--- BEGIN LISTED RECORDS ---

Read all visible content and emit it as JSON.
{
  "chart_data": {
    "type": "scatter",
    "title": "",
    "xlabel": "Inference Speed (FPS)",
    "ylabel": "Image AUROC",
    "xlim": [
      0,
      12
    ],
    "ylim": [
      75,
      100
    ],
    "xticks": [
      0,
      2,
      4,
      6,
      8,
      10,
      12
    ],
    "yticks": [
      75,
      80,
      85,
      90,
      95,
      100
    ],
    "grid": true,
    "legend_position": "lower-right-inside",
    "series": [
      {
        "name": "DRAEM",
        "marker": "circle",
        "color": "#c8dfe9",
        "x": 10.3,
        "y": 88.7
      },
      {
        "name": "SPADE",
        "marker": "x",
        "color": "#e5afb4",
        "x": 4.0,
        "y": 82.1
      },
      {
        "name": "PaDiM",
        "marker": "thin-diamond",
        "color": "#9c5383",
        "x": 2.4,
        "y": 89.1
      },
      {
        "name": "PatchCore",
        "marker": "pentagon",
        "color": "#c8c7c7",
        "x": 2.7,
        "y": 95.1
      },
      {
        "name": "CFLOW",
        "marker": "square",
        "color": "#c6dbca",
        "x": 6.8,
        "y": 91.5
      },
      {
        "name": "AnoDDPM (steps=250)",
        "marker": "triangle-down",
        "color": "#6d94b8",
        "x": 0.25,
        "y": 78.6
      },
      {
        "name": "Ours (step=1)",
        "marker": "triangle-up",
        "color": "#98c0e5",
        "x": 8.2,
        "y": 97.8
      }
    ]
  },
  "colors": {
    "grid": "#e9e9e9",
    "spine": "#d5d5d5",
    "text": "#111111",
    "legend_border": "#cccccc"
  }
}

--- END LISTED RECORDS ---

SHORT EXERCISE — Retype the whole listing above exactly.

CORRECT OUTPUT —
Read all visible content and emit it as JSON.
{
  "chart_data": {
    "type": "scatter",
    "title": "",
    "xlabel": "Inference Speed (FPS)",
    "ylabel": "Image AUROC",
    "xlim": [
      0,
      12
    ],
    "ylim": [
      75,
      100
    ],
    "xticks": [
      0,
      2,
      4,
      6,
      8,
      10,
      12
    ],
    "yticks": [
      75,
      80,
      85,
      90,
      95,
      100
    ],
    "grid": true,
    "legend_position": "lower-right-inside",
    "series": [
      {
        "name": "DRAEM",
        "marker": "circle",
        "color": "#c8dfe9",
        "x": 10.3,
        "y": 88.7
      },
      {
        "name": "SPADE",
        "marker": "x",
        "color": "#e5afb4",
        "x": 4.0,
        "y": 82.1
      },
      {
        "name": "PaDiM",
        "marker": "thin-diamond",
        "color": "#9c5383",
        "x": 2.4,
        "y": 89.1
      },
      {
        "name": "PatchCore",
        "marker": "pentagon",
        "color": "#c8c7c7",
        "x": 2.7,
        "y": 95.1
      },
      {
        "name": "CFLOW",
        "marker": "square",
        "color": "#c6dbca",
        "x": 6.8,
        "y": 91.5
      },
      {
        "name": "AnoDDPM (steps=250)",
        "marker": "triangle-down",
        "color": "#6d94b8",
        "x": 0.25,
        "y": 78.6
      },
      {
        "name": "Ours (step=1)",
        "marker": "triangle-up",
        "color": "#98c0e5",
        "x": 8.2,
        "y": 97.8
      }
    ]
  },
  "colors": {
    "grid": "#e9e9e9",
    "spine": "#d5d5d5",
    "text": "#111111",
    "legend_border": "#cccccc"
  }
}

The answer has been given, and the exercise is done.